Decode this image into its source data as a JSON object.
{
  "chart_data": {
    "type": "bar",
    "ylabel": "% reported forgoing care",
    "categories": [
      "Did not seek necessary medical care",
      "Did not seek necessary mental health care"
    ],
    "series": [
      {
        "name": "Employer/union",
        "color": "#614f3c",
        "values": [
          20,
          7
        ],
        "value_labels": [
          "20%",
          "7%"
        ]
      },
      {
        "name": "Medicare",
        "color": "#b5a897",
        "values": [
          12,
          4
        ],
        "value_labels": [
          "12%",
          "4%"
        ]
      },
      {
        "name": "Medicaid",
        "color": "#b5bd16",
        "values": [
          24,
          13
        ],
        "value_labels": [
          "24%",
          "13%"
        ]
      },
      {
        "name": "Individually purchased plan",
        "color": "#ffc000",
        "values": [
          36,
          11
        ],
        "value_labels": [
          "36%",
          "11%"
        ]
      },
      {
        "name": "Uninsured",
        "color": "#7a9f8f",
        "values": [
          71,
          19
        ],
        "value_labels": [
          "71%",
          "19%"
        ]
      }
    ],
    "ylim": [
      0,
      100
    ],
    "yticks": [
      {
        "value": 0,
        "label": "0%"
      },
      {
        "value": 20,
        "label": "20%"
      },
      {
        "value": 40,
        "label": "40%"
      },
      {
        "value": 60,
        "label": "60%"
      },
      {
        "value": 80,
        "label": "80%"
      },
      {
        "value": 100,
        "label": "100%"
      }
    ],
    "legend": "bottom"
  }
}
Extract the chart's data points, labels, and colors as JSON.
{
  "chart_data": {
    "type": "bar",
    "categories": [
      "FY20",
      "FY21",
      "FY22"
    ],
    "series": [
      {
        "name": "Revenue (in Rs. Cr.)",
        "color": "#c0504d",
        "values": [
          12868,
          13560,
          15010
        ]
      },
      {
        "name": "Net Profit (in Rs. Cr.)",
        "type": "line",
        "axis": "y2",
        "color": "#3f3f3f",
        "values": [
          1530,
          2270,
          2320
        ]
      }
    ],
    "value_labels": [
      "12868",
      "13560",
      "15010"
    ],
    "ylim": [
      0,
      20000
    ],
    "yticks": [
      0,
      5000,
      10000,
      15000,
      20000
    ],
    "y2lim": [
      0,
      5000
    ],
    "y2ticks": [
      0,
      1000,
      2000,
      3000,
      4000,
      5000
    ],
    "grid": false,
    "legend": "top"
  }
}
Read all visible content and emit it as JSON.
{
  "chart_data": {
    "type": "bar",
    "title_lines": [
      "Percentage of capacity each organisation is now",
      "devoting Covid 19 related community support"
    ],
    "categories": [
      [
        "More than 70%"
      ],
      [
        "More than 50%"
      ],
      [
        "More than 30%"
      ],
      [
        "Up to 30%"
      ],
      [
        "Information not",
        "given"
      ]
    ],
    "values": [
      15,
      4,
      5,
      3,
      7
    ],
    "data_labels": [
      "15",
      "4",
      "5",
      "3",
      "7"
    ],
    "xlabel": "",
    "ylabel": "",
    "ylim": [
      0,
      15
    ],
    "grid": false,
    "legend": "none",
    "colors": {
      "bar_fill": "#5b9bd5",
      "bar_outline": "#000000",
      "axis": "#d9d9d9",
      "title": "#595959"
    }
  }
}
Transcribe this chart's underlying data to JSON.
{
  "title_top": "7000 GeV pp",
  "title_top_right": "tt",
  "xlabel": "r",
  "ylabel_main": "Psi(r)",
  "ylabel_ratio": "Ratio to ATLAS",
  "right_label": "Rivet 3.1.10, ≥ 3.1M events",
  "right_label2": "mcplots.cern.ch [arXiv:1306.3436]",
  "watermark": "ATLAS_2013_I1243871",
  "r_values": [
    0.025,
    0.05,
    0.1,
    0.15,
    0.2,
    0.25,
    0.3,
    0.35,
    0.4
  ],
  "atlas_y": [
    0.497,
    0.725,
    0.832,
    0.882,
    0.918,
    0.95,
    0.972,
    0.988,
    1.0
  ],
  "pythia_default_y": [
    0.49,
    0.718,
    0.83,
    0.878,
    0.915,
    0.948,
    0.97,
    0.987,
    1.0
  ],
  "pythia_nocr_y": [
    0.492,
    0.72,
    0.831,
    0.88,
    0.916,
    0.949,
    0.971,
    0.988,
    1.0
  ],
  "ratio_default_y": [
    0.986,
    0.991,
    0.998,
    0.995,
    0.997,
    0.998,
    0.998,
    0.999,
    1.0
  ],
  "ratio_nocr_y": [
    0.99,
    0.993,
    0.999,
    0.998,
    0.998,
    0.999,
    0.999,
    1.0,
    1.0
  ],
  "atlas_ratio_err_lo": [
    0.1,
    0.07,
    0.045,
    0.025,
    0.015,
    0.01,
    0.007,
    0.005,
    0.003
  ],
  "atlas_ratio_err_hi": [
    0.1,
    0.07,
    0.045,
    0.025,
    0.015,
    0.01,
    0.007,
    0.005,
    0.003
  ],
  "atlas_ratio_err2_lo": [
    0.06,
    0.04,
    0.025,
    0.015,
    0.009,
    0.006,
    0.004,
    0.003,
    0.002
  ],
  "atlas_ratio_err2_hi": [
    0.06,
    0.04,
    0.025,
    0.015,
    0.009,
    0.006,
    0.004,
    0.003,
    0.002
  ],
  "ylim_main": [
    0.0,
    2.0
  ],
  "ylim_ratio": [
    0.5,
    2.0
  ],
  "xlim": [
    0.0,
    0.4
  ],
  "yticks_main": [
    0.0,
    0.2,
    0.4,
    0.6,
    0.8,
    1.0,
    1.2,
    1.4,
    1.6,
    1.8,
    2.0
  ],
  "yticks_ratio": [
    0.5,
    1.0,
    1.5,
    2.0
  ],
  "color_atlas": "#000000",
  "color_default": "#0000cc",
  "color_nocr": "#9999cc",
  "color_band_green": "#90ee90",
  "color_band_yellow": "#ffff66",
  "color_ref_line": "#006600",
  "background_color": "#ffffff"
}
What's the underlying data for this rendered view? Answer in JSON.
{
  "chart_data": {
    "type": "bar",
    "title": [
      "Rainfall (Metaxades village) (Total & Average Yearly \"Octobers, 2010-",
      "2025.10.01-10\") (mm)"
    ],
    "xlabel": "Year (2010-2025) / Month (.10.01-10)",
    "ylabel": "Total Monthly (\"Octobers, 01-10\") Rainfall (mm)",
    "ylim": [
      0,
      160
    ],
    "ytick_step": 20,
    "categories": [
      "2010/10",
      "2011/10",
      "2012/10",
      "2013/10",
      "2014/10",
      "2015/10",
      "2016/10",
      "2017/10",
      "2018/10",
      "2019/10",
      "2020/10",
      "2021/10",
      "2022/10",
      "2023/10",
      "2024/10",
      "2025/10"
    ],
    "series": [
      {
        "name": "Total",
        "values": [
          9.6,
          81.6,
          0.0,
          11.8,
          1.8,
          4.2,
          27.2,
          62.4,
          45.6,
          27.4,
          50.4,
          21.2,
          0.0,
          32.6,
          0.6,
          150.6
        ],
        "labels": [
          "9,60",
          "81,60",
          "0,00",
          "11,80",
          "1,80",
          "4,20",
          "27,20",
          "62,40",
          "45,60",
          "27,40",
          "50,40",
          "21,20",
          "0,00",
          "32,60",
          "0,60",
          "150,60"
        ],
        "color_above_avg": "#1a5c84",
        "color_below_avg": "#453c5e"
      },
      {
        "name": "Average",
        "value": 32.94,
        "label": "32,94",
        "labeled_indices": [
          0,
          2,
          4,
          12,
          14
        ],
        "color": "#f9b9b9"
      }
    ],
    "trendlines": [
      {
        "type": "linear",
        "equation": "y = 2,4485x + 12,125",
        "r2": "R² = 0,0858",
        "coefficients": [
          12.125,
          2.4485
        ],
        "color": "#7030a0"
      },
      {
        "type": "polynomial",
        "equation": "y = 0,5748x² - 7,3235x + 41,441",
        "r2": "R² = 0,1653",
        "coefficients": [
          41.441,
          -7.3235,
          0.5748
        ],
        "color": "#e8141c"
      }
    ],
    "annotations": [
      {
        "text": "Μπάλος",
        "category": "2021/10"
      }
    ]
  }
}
******
Copy each line containing the word "name" from the data.

        "name": "Employer/union",
        "name": "Medicare",
        "name": "Medicaid",
        "name": "Individually purchased plan",
        "name": "Uninsured",
        "name": "Revenue (in Rs. Cr.)",
        "name": "Net Profit (in Rs. Cr.)",
        "name": "Total",
        "name": "Average",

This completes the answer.